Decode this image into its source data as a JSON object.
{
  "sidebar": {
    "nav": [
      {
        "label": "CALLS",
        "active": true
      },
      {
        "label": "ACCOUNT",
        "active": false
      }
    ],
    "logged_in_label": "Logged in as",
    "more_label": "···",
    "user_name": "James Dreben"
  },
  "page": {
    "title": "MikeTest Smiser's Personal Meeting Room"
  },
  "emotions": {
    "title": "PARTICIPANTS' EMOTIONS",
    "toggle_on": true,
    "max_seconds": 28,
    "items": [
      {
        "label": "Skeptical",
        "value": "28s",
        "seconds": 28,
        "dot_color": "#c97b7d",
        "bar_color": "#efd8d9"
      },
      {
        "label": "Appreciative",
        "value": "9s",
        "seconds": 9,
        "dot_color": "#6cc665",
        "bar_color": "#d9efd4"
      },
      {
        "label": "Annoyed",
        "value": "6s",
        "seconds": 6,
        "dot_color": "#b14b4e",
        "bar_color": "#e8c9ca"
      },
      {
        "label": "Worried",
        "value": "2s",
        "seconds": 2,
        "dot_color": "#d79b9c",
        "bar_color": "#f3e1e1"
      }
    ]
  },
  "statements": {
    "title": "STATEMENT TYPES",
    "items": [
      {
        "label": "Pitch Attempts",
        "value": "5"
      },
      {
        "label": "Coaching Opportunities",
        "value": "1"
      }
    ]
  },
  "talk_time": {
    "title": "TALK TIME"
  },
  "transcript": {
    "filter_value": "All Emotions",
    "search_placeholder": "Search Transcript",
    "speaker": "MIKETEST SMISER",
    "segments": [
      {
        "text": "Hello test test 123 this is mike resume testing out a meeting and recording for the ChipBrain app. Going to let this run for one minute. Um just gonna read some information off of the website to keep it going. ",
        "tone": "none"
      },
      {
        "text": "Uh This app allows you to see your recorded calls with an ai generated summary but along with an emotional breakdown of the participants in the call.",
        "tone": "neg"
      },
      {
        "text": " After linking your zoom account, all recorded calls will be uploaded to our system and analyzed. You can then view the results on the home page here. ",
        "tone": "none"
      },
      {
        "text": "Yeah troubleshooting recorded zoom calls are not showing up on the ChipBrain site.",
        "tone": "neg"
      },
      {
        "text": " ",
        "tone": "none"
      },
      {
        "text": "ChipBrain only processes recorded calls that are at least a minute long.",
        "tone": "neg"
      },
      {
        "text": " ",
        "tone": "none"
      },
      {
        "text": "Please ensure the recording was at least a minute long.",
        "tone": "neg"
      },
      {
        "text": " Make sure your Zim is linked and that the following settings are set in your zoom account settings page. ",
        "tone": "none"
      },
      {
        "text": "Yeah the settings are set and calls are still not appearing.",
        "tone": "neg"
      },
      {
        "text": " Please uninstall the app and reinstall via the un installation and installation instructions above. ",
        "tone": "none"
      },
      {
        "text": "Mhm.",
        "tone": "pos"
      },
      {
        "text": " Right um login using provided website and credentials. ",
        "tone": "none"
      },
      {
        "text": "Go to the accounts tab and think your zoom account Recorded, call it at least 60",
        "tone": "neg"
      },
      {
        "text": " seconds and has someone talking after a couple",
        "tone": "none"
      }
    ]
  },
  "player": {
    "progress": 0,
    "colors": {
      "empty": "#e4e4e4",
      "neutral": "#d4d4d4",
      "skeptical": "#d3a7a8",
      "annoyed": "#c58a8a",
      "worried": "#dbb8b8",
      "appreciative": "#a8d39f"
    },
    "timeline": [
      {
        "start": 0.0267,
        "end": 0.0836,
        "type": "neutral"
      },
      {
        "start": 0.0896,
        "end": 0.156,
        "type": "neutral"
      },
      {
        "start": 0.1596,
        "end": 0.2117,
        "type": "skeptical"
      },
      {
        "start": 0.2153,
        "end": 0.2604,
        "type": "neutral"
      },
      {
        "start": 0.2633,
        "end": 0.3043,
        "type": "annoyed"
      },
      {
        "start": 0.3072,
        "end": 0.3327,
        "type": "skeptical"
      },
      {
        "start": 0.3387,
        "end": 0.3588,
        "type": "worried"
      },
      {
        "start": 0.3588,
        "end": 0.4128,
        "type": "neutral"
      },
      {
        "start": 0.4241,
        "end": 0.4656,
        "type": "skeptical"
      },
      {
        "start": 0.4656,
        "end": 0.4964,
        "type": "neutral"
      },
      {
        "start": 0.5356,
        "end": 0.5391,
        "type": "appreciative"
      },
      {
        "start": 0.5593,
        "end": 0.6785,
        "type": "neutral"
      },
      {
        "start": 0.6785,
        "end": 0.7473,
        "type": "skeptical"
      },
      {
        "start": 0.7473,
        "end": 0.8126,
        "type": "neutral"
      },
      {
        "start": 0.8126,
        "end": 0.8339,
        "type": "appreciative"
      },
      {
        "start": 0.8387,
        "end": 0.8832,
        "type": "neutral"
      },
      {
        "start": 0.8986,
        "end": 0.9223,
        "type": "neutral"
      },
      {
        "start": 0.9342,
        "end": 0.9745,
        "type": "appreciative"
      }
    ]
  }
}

+++

| EXERCISE DESCRIPTION |
Write the entire listing out again, word for word.

| RESPONSE BELOW |
Decode this image into its source data as a JSON object.
{
  "sidebar": {
    "nav": [
      {
        "label": "CALLS",
        "active": true
      },
      {
        "label": "ACCOUNT",
        "active": false
      }
    ],
    "logged_in_label": "Logged in as",
    "more_label": "···",
    "user_name": "James Dreben"
  },
  "page": {
    "title": "MikeTest Smiser's Personal Meeting Room"
  },
  "emotions": {
    "title": "PARTICIPANTS' EMOTIONS",
    "toggle_on": true,
    "max_seconds": 28,
    "items": [
      {
        "label": "Skeptical",
        "value": "28s",
        "seconds": 28,
        "dot_color": "#c97b7d",
        "bar_color": "#efd8d9"
      },
      {
        "label": "Appreciative",
        "value": "9s",
        "seconds": 9,
        "dot_color": "#6cc665",
        "bar_color": "#d9efd4"
      },
      {
        "label": "Annoyed",
        "value": "6s",
        "seconds": 6,
        "dot_color": "#b14b4e",
        "bar_color": "#e8c9ca"
      },
      {
        "label": "Worried",
        "value": "2s",
        "seconds": 2,
        "dot_color": "#d79b9c",
        "bar_color": "#f3e1e1"
      }
    ]
  },
  "statements": {
    "title": "STATEMENT TYPES",
    "items": [
      {
        "label": "Pitch Attempts",
        "value": "5"
      },
      {
        "label": "Coaching Opportunities",
        "value": "1"
      }
    ]
  },
  "talk_time": {
    "title": "TALK TIME"
  },
  "transcript": {
    "filter_value": "All Emotions",
    "search_placeholder": "Search Transcript",
    "speaker": "MIKETEST SMISER",
    "segments": [
      {
        "text": "Hello test test 123 this is mike resume testing out a meeting and recording for the ChipBrain app. Going to let this run for one minute. Um just gonna read some information off of the website to keep it going. ",
        "tone": "none"
      },
      {
        "text": "Uh This app allows you to see your recorded calls with an ai generated summary but along with an emotional breakdown of the participants in the call.",
        "tone": "neg"
      },
      {
        "text": " After linking your zoom account, all recorded calls will be uploaded to our system and analyzed. You can then view the results on the home page here. ",
        "tone": "none"
      },
      {
        "text": "Yeah troubleshooting recorded zoom calls are not showing up on the ChipBrain site.",
        "tone": "neg"
      },
      {
        "text": " ",
        "tone": "none"
      },
      {
        "text": "ChipBrain only processes recorded calls that are at least a minute long.",
        "tone": "neg"
      },
      {
        "text": " ",
        "tone": "none"
      },
      {
        "text": "Please ensure the recording was at least a minute long.",
        "tone": "neg"
      },
      {
        "text": " Make sure your Zim is linked and that the following settings are set in your zoom account settings page. ",
        "tone": "none"
      },
      {
        "text": "Yeah the settings are set and calls are still not appearing.",
        "tone": "neg"
      },
      {
        "text": " Please uninstall the app and reinstall via the un installation and installation instructions above. ",
        "tone": "none"
      },
      {
        "text": "Mhm.",
        "tone": "pos"
      },
      {
        "text": " Right um login using provided website and credentials. ",
        "tone": "none"
      },
      {
        "text": "Go to the accounts tab and think your zoom account Recorded, call it at least 60",
        "tone": "neg"
      },
      {
        "text": " seconds and has someone talking after a couple",
        "tone": "none"
      }
    ]
  },
  "player": {
    "progress": 0,
    "colors": {
      "empty": "#e4e4e4",
      "neutral": "#d4d4d4",
      "skeptical": "#d3a7a8",
      "annoyed": "#c58a8a",
      "worried": "#dbb8b8",
      "appreciative": "#a8d39f"
    },
    "timeline": [
      {
        "start": 0.0267,
        "end": 0.0836,
        "type": "neutral"
      },
      {
        "start": 0.0896,
        "end": 0.156,
        "type": "neutral"
      },
      {
        "start": 0.1596,
        "end": 0.2117,
        "type": "skeptical"
      },
      {
        "start": 0.2153,
        "end": 0.2604,
        "type": "neutral"
      },
      {
        "start": 0.2633,
        "end": 0.3043,
        "type": "annoyed"
      },
      {
        "start": 0.3072,
        "end": 0.3327,
        "type": "skeptical"
      },
      {
        "start": 0.3387,
        "end": 0.3588,
        "type": "worried"
      },
      {
        "start": 0.3588,
        "end": 0.4128,
        "type": "neutral"
      },
      {
        "start": 0.4241,
        "end": 0.4656,
        "type": "skeptical"
      },
      {
        "start": 0.4656,
        "end": 0.4964,
        "type": "neutral"
      },
      {
        "start": 0.5356,
        "end": 0.5391,
        "type": "appreciative"
      },
      {
        "start": 0.5593,
        "end": 0.6785,
        "type": "neutral"
      },
      {
        "start": 0.6785,
        "end": 0.7473,
        "type": "skeptical"
      },
      {
        "start": 0.7473,
        "end": 0.8126,
        "type": "neutral"
      },
      {
        "start": 0.8126,
        "end": 0.8339,
        "type": "appreciative"
      },
      {
        "start": 0.8387,
        "end": 0.8832,
        "type": "neutral"
      },
      {
        "start": 0.8986,
        "end": 0.9223,
        "type": "neutral"
      },
      {
        "start": 0.9342,
        "end": 0.9745,
        "type": "appreciative"
      }
    ]
  }
}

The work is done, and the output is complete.